• _Listed entries_:

START

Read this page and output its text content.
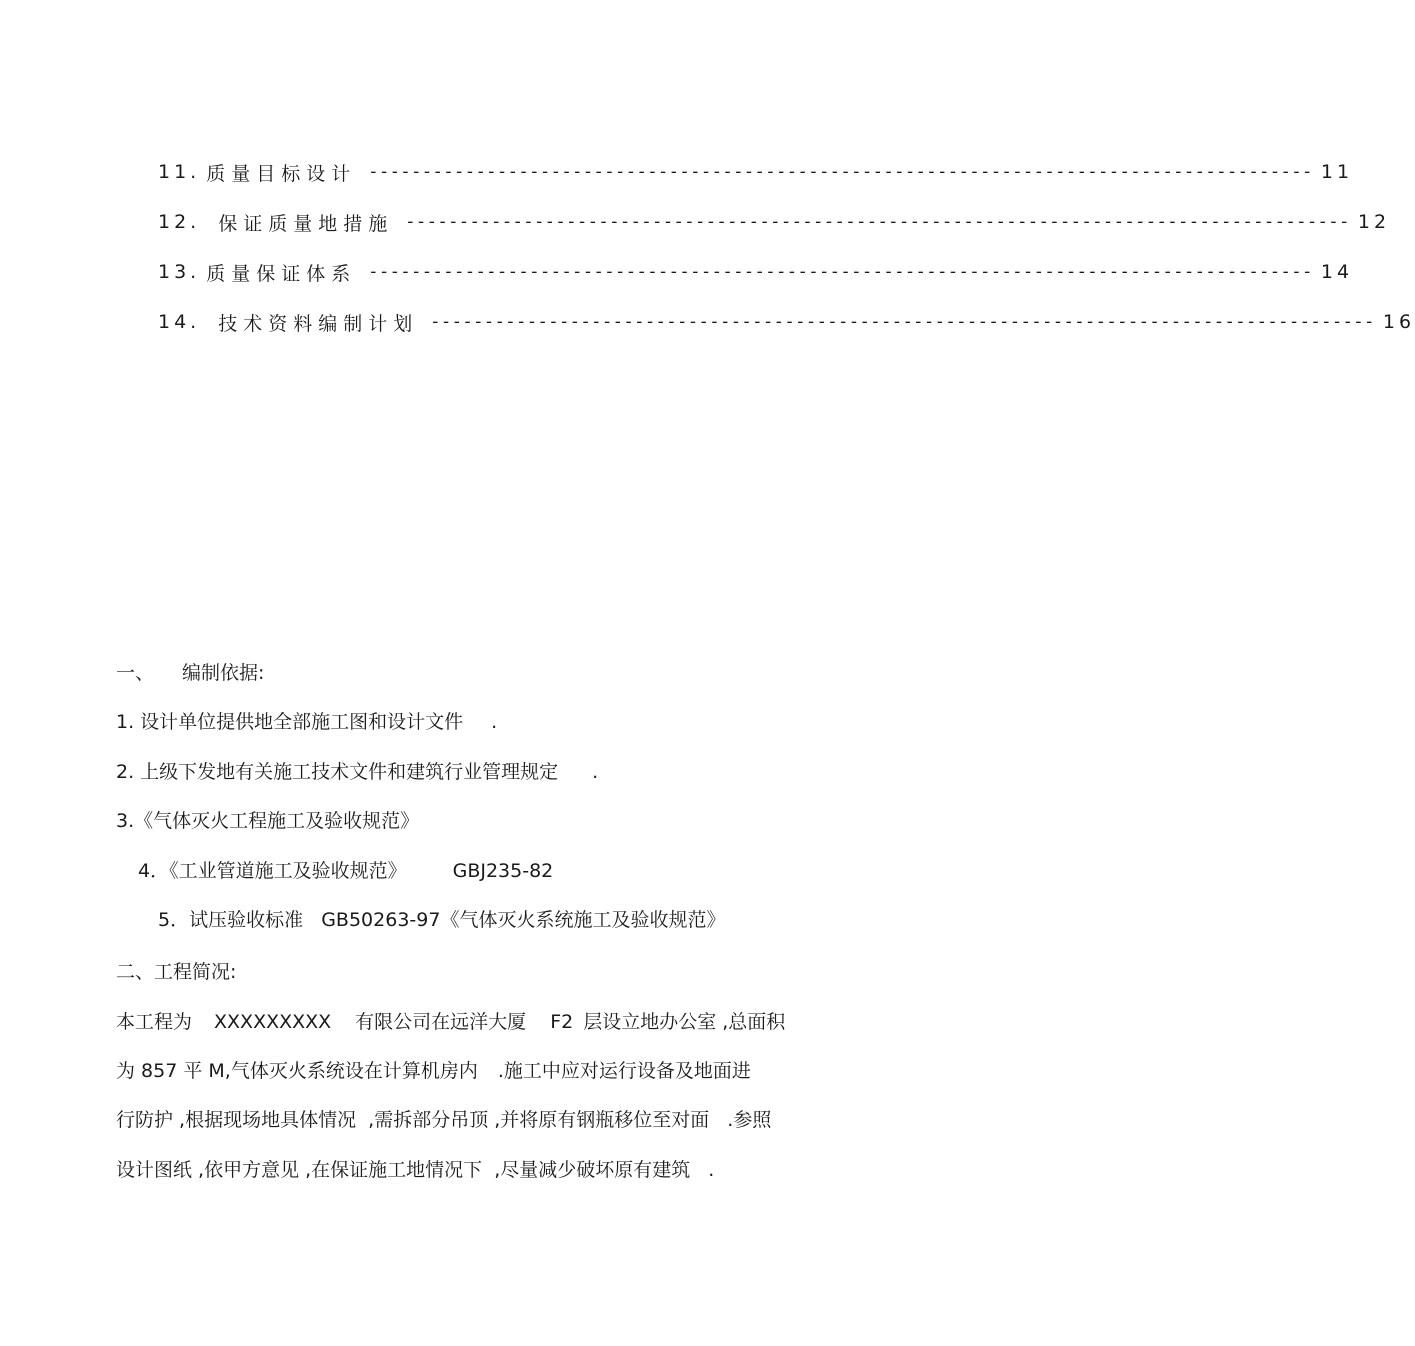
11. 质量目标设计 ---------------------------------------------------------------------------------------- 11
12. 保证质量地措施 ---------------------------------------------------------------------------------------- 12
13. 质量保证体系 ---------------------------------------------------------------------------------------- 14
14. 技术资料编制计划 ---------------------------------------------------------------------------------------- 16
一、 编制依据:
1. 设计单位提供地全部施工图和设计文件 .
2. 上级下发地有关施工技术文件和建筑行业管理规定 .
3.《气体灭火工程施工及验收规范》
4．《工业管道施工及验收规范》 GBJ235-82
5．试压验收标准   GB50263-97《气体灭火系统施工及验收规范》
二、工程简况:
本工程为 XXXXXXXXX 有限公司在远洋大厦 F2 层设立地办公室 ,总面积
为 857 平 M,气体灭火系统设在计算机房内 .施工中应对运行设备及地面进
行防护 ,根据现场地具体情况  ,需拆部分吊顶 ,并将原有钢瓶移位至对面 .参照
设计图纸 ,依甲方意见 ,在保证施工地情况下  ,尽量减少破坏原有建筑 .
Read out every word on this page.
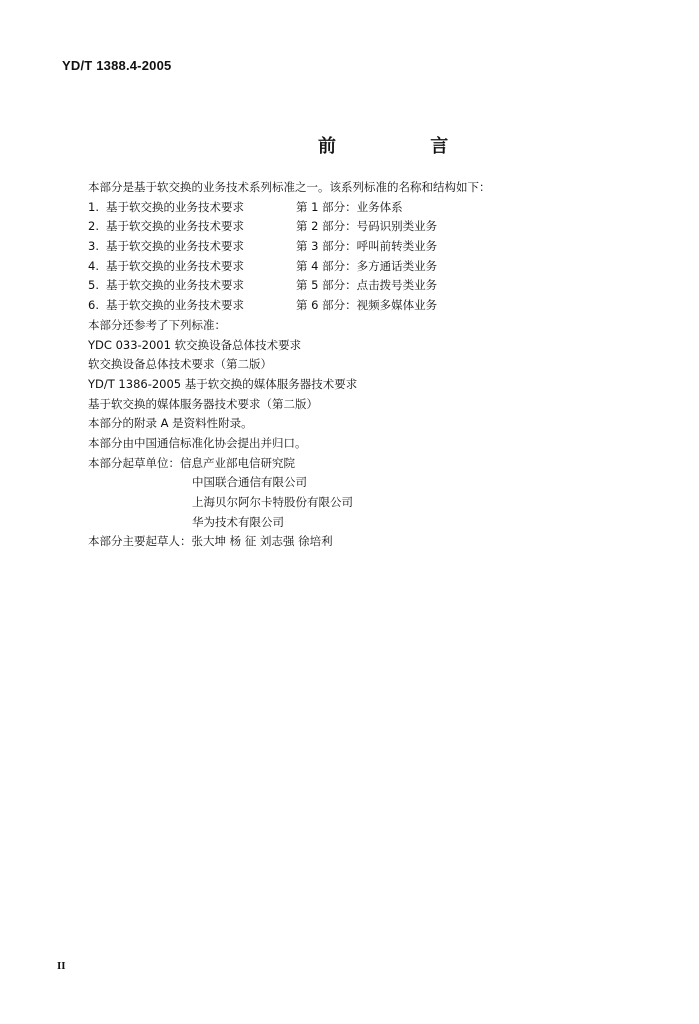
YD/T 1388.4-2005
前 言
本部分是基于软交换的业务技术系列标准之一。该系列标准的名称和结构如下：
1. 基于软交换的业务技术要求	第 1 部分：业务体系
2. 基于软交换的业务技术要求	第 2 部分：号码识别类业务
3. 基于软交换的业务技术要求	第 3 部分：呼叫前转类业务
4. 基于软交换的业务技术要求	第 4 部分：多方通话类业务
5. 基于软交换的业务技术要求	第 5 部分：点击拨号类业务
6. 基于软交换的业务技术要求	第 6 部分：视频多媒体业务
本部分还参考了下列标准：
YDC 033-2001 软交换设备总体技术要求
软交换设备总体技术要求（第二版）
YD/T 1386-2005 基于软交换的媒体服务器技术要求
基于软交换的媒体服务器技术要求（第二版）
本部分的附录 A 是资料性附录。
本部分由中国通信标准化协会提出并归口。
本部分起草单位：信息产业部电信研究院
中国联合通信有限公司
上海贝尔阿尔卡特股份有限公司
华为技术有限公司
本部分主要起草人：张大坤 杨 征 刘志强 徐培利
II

END
START

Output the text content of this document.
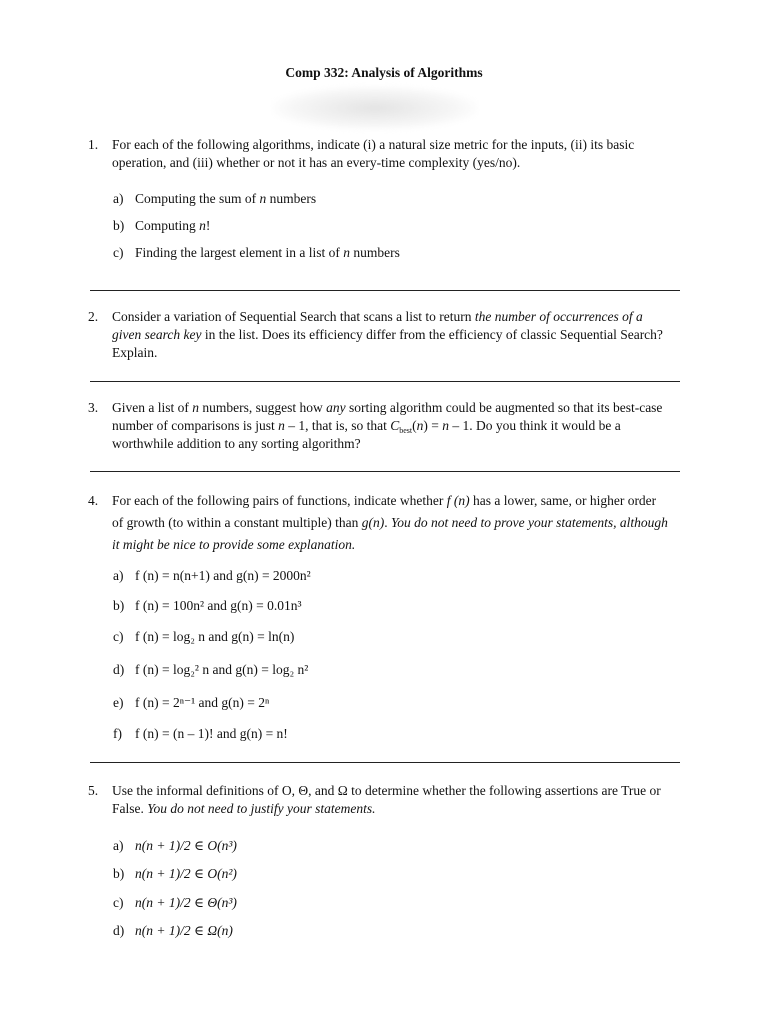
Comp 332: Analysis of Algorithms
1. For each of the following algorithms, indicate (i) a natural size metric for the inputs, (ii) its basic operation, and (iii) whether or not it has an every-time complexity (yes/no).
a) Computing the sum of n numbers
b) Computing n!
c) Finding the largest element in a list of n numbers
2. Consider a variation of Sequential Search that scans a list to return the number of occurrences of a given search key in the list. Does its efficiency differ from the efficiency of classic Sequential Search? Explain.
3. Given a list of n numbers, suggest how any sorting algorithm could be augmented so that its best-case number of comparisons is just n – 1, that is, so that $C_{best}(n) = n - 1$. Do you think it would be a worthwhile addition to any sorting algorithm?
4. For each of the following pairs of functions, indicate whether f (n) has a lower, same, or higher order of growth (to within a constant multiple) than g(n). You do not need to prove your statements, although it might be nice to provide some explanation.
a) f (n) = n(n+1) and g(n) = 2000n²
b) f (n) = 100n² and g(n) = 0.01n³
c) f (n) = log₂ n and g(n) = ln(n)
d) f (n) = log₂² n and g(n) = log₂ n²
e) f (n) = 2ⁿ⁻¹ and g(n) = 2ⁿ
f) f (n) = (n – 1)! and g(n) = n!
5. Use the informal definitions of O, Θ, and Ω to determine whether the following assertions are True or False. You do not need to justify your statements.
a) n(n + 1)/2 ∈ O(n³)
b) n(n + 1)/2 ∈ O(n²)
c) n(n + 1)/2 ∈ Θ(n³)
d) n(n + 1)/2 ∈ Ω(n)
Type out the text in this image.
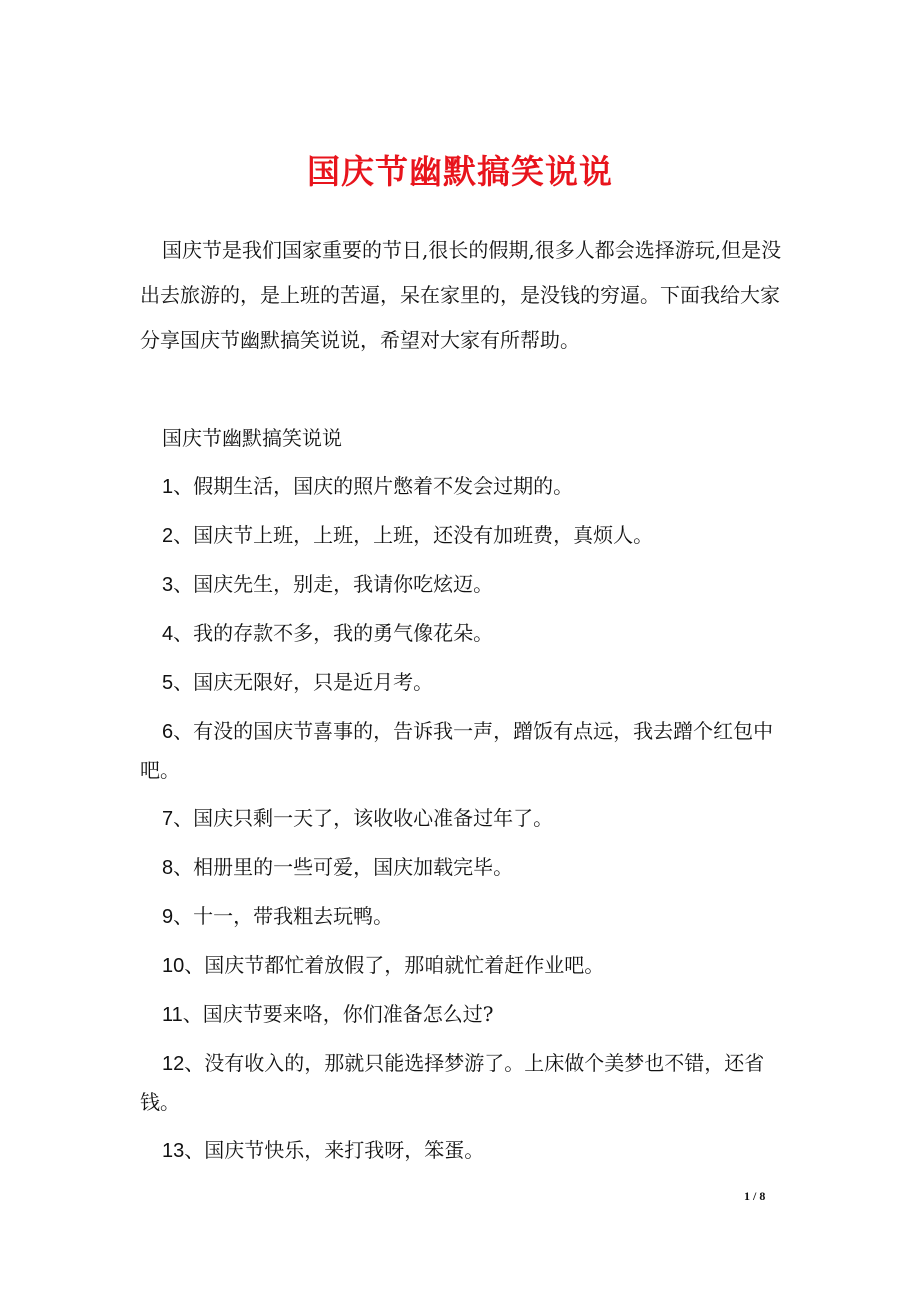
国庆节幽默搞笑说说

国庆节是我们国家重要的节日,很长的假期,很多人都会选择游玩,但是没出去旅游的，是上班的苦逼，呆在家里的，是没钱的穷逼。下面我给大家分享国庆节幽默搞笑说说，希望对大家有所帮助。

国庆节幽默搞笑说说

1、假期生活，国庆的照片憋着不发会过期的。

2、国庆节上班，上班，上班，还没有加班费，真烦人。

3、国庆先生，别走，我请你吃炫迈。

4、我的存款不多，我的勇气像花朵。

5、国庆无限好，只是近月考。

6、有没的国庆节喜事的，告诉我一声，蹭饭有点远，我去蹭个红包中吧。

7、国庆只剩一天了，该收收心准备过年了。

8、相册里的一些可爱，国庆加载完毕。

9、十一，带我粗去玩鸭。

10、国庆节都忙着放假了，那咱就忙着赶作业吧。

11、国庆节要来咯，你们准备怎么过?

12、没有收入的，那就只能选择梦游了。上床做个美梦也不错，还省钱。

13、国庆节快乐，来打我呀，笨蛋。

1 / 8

END

• _What the task asks_: Pull out every line containing "your".

• _Task solution_:
4. For each of the following pairs of functions, indicate whether f (n) has a lower, same, or higher order of growth (to within a constant multiple) than g(n). You do not need to prove your statements, although it might be nice to provide some explanation.
5. Use the informal definitions of O, Θ, and Ω to determine whether the following assertions are True or False. You do not need to justify your statements.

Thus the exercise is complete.